ARTICLE:
===
Wow, an electrical engineer who's installed a compu-fire - I've died and gone to VFR/electrical heaven! I promise not to abuse you, and I think you may have answered this before (I recall being confused by someone's answer to a similar question, but this seems familiar), but I remain confused about the "how" behind the compu-fire product. (All of my "understandings" are subject to correction) I understand the stock stator acts as a "constantly on" generator that feeds electricity (pardon my likely incorrect use of certain terms, here) to the stock r/r which acts as the brain that somehow considers battery/bike voltage needs and decides whether to shunt the produced electricity to the battery, or to ground. I understand it's this shunting to ground process that creates the heat within the r/r.

When I look at the compu-fire site (http://www.compufire.com/harley-main.html), I see: "When the battery reaches full charge, the stator output is switched off by the regulator."
===
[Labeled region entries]
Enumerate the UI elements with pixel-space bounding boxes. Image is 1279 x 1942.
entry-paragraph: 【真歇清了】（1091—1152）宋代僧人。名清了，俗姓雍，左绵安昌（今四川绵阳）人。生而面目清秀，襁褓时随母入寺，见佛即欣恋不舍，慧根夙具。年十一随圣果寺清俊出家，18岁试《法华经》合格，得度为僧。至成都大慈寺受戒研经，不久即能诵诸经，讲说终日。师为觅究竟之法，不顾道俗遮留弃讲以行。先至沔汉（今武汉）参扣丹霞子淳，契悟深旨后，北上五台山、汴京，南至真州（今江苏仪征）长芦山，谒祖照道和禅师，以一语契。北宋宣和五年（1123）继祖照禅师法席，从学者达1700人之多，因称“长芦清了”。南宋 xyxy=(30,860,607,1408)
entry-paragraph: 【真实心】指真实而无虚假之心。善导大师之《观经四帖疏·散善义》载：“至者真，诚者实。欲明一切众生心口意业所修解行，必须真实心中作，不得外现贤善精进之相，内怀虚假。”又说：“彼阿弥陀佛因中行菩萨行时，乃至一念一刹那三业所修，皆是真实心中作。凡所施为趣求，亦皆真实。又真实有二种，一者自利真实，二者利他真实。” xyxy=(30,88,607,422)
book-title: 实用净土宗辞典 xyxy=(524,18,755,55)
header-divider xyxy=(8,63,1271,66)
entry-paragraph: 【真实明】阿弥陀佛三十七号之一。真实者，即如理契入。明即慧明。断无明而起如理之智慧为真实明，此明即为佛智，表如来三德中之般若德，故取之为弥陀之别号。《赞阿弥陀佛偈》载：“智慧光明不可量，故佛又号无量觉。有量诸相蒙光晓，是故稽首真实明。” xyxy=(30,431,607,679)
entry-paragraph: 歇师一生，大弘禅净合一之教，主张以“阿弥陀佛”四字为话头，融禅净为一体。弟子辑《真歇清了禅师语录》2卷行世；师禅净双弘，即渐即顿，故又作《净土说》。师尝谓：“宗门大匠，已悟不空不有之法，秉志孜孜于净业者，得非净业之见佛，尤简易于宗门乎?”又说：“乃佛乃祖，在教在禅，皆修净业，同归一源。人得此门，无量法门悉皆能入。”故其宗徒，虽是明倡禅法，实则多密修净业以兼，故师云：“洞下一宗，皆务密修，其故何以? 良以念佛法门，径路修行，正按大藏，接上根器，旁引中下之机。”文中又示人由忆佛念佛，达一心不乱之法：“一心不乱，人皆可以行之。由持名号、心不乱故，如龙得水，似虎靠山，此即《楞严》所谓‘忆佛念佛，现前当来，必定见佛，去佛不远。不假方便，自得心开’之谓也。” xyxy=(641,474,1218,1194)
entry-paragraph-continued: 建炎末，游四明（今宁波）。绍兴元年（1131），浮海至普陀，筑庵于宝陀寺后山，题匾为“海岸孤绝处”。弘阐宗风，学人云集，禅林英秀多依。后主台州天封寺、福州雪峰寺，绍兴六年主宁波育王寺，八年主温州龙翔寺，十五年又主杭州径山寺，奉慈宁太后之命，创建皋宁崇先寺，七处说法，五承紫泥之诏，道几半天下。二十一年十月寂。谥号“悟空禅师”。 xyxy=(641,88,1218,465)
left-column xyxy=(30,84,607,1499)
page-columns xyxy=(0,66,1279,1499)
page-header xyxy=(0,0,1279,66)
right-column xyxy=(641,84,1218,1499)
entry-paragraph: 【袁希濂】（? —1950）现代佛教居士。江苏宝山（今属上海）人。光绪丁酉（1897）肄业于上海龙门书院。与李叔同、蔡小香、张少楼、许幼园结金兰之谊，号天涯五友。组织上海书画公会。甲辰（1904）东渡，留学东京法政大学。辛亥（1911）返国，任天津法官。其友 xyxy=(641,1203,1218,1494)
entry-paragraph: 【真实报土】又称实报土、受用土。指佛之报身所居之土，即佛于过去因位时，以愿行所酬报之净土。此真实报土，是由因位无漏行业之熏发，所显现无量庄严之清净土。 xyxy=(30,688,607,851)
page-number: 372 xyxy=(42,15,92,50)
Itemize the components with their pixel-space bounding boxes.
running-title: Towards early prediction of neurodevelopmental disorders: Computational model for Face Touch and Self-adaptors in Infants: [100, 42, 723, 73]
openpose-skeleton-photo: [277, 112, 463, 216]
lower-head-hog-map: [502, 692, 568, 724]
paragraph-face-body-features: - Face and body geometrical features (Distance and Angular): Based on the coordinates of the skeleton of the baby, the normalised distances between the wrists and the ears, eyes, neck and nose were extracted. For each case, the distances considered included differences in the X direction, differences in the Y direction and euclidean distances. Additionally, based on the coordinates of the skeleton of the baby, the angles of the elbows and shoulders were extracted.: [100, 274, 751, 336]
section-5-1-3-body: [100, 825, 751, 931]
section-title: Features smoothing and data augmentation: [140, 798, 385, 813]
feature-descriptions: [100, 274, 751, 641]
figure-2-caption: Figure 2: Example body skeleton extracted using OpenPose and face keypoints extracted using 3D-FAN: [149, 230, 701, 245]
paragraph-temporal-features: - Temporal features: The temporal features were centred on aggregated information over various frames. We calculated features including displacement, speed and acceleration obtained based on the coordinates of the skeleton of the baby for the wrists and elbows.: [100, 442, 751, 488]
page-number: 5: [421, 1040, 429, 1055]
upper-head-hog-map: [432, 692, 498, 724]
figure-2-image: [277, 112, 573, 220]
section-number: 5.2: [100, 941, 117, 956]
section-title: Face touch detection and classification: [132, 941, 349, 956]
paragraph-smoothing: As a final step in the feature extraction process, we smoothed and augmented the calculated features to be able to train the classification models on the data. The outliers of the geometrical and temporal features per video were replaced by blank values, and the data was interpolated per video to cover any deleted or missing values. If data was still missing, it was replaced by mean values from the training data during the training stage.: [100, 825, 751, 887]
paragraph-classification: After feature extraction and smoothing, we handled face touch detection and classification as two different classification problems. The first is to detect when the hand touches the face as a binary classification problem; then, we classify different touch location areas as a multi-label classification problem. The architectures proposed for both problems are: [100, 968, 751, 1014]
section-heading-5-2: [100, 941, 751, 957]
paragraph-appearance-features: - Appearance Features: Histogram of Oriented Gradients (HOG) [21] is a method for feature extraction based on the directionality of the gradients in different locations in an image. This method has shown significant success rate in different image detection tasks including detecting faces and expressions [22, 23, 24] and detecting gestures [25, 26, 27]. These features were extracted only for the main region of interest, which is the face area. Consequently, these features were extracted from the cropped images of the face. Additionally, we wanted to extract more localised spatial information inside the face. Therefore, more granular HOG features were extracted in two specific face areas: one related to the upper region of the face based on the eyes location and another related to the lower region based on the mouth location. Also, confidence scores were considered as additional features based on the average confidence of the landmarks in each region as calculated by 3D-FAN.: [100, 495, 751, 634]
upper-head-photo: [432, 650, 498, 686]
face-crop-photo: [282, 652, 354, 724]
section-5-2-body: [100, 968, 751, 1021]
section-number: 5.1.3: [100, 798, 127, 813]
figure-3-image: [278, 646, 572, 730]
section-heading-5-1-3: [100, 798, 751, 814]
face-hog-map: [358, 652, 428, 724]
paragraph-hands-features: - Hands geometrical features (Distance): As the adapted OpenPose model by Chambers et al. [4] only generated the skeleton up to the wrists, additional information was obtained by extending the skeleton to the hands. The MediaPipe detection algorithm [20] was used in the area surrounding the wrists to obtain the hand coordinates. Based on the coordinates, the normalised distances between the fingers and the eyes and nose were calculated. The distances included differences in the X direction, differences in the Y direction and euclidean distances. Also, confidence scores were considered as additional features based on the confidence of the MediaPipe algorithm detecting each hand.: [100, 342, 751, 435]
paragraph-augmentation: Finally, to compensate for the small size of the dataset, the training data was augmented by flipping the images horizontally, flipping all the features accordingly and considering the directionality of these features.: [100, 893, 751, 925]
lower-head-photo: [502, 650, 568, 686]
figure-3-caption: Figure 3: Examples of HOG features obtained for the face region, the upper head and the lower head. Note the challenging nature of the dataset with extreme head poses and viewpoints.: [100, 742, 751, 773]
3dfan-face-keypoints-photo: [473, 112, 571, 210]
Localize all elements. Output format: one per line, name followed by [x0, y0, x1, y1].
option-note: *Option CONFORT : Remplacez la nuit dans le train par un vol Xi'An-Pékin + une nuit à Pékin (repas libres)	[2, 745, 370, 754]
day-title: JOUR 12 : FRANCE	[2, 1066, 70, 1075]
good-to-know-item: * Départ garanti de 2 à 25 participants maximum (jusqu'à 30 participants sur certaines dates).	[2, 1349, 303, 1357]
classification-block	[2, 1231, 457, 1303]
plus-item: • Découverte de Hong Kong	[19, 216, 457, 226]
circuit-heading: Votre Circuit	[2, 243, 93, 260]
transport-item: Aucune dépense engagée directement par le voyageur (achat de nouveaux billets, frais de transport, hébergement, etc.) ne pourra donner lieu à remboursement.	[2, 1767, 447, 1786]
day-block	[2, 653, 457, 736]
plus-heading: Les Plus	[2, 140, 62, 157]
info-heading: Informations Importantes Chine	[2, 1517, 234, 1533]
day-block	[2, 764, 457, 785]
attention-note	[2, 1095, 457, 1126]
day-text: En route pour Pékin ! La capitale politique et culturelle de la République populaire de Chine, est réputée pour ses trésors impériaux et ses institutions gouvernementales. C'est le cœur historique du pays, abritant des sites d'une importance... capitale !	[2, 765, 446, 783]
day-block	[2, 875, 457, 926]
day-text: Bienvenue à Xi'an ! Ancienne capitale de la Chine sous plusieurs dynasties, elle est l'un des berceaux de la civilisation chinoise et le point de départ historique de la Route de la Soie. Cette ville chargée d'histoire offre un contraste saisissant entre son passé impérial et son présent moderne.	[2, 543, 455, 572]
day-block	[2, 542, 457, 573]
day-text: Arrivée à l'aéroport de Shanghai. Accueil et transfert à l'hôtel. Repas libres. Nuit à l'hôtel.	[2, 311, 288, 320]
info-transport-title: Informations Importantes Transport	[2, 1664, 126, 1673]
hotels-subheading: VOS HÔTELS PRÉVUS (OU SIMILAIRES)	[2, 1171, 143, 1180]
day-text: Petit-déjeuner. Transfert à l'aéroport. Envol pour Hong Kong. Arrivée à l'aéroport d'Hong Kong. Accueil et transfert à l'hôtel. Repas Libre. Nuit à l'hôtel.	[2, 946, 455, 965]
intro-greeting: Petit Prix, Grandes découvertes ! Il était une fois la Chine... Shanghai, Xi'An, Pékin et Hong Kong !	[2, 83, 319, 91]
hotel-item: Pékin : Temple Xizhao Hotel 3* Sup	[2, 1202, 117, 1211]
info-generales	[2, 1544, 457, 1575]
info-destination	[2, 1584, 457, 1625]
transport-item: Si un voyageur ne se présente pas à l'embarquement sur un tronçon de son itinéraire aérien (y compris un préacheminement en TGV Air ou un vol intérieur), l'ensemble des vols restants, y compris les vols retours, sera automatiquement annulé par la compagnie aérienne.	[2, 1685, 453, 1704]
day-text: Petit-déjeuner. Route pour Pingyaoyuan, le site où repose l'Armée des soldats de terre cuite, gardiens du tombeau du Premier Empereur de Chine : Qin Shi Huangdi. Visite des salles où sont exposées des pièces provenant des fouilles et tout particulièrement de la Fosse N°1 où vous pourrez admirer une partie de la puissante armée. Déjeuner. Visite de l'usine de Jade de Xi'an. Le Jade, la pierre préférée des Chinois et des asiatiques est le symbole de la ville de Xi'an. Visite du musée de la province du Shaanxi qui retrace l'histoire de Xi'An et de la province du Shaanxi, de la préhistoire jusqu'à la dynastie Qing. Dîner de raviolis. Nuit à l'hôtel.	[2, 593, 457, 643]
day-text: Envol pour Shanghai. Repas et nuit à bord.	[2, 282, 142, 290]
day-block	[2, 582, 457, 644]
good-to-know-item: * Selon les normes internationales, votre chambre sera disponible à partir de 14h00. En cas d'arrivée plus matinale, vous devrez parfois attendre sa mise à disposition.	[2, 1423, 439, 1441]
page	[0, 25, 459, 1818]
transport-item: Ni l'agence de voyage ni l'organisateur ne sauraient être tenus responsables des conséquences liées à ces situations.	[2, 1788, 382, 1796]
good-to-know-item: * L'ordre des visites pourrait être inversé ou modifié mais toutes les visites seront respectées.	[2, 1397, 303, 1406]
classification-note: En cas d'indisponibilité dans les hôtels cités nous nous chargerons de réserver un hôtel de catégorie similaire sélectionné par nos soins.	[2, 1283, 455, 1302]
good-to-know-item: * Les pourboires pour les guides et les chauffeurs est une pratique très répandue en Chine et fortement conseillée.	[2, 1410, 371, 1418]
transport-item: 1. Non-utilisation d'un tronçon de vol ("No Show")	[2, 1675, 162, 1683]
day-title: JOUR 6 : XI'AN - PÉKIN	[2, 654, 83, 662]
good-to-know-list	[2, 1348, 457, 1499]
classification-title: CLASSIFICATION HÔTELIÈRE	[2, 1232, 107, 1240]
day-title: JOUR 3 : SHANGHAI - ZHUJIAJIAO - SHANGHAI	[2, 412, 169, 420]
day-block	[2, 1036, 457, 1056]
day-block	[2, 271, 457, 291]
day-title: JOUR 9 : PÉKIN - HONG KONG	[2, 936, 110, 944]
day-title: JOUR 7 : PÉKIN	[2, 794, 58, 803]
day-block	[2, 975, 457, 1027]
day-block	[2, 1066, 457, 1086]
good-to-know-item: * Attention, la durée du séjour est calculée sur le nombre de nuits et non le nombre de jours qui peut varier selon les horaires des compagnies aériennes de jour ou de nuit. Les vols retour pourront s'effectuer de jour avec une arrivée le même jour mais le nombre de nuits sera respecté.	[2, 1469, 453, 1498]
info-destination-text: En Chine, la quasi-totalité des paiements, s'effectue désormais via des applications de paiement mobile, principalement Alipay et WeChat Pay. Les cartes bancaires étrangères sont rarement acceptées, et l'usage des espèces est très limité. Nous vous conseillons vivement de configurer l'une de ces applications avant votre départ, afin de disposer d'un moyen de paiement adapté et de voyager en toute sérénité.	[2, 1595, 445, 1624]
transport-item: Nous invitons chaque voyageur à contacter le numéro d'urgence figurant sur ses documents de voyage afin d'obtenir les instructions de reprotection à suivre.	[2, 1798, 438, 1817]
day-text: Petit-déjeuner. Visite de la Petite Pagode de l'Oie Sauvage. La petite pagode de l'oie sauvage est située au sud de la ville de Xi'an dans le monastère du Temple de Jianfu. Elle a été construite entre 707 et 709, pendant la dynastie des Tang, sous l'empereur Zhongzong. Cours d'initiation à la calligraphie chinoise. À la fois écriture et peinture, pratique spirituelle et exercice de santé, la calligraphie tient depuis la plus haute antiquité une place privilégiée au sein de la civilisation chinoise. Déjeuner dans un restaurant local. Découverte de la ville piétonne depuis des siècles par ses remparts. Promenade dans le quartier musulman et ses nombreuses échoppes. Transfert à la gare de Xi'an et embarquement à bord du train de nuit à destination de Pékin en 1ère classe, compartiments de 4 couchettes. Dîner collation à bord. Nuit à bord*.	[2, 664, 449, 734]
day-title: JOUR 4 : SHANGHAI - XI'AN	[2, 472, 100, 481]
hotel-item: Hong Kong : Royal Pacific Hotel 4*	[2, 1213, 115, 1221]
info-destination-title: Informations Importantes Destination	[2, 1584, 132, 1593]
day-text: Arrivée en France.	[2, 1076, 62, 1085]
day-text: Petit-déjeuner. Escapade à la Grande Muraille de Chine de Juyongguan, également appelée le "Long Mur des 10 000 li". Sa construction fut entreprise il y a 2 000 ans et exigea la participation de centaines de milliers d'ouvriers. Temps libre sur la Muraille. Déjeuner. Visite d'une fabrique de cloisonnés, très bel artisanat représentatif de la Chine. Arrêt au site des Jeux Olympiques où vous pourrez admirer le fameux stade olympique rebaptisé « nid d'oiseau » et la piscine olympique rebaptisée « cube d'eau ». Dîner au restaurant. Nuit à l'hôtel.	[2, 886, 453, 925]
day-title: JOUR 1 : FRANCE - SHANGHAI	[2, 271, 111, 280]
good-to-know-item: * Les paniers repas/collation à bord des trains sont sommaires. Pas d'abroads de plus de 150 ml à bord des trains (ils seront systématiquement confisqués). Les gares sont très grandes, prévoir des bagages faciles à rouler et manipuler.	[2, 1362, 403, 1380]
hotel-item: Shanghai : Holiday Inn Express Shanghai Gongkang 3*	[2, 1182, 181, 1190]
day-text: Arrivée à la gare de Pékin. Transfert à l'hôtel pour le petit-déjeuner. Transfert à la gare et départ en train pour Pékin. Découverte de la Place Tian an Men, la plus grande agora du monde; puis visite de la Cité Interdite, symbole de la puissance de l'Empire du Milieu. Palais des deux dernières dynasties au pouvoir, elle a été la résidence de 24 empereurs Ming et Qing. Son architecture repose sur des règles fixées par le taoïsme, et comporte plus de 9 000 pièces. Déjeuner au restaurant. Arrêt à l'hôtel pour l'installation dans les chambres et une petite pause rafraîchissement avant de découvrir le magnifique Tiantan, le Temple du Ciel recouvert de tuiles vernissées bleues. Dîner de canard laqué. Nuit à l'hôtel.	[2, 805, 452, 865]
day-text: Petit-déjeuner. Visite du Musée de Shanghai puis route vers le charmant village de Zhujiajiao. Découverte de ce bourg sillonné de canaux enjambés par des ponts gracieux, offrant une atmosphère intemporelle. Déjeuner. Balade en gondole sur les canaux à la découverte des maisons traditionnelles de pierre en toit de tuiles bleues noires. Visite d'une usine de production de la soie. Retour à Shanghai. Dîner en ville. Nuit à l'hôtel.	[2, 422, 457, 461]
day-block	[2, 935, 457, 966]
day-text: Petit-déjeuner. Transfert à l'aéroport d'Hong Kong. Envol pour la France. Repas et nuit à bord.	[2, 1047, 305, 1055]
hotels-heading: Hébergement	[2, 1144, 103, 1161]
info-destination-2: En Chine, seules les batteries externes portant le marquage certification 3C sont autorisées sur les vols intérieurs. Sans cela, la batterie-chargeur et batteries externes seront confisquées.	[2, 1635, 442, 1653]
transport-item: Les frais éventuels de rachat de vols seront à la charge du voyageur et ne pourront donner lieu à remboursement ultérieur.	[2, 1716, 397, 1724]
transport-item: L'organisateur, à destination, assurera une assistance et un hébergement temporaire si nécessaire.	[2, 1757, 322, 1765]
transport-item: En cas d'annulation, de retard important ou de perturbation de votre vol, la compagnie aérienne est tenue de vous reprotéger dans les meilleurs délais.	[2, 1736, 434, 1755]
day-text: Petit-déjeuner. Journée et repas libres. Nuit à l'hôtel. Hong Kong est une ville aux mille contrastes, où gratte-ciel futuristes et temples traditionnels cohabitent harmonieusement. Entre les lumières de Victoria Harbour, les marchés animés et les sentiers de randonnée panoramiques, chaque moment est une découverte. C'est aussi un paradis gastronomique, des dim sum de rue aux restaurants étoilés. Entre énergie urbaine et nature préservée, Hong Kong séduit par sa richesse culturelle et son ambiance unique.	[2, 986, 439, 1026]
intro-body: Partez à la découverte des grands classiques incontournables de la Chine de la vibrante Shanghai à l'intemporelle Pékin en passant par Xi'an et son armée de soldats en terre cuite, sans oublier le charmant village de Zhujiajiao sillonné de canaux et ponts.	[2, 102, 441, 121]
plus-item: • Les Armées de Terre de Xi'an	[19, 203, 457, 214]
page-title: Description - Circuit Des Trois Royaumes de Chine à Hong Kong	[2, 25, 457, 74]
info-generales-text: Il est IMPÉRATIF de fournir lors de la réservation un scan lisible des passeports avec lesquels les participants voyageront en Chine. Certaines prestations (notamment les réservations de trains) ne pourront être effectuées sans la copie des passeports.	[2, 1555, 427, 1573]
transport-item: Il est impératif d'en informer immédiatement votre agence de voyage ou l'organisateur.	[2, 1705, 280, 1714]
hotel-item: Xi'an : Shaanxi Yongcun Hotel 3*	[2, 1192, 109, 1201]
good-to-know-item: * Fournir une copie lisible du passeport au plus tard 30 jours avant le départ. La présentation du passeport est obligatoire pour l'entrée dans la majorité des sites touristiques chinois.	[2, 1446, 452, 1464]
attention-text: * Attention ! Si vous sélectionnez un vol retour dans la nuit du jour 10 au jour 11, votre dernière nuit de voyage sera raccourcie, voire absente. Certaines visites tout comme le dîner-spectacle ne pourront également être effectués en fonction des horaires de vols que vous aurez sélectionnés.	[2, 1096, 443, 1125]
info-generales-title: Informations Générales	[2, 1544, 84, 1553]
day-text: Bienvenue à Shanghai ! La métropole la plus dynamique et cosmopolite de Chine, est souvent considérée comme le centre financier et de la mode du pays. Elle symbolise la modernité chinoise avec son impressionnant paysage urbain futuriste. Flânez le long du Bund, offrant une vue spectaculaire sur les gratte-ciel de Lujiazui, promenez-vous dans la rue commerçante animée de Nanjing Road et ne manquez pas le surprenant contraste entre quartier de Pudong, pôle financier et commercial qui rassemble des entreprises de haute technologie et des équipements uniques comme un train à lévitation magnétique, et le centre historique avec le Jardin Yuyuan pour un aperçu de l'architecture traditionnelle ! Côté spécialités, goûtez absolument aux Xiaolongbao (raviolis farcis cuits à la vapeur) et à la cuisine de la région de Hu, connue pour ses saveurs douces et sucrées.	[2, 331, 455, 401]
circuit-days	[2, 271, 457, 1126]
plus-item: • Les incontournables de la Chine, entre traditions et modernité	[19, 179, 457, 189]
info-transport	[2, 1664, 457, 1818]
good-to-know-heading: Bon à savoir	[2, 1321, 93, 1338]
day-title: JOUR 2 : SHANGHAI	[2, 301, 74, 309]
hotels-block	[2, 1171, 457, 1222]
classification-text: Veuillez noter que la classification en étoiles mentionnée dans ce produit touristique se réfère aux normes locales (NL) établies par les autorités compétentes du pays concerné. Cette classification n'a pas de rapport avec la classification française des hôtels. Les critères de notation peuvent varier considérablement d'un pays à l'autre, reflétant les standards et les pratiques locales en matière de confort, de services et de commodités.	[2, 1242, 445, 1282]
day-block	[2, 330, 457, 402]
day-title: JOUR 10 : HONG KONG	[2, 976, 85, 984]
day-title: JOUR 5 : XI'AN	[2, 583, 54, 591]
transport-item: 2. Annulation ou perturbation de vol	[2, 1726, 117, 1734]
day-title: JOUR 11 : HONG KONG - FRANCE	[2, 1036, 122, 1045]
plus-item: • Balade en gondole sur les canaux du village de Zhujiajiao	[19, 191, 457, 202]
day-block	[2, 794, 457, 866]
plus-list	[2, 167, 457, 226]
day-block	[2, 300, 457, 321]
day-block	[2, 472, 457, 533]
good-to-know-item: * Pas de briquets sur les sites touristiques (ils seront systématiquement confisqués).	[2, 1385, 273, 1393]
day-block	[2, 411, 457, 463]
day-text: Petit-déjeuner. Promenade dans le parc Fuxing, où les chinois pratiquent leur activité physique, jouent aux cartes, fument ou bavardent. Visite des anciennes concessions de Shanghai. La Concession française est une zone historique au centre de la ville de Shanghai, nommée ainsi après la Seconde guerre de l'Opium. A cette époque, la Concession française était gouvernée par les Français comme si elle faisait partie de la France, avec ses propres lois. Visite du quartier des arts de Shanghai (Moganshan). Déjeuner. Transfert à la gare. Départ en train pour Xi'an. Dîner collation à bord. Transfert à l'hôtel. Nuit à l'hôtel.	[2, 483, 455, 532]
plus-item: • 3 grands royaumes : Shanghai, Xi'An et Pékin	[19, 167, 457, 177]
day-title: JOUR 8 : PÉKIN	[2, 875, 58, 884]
===
TASK PROMPT: Write out the forum post word for word, beginning at the words "Wow, an electrical" and stopping after "within the r/r.".

FULL OUTPUT:
Wow, an electrical engineer who's installed a compu-fire - I've died and gone to VFR/electrical heaven! I promise not to abuse you, and I think you may have answered this before (I recall being confused by someone's answer to a similar question, but this seems familiar), but I remain confused about the "how" behind the compu-fire product. (All of my "understandings" are subject to correction) I understand the stock stator acts as a "constantly on" generator that feeds electricity (pardon my likely incorrect use of certain terms, here) to the stock r/r which acts as the brain that somehow considers battery/bike voltage needs and decides whether to shunt the produced electricity to the battery, or to ground. I understand it's this shunting to ground process that creates the heat within the r/r.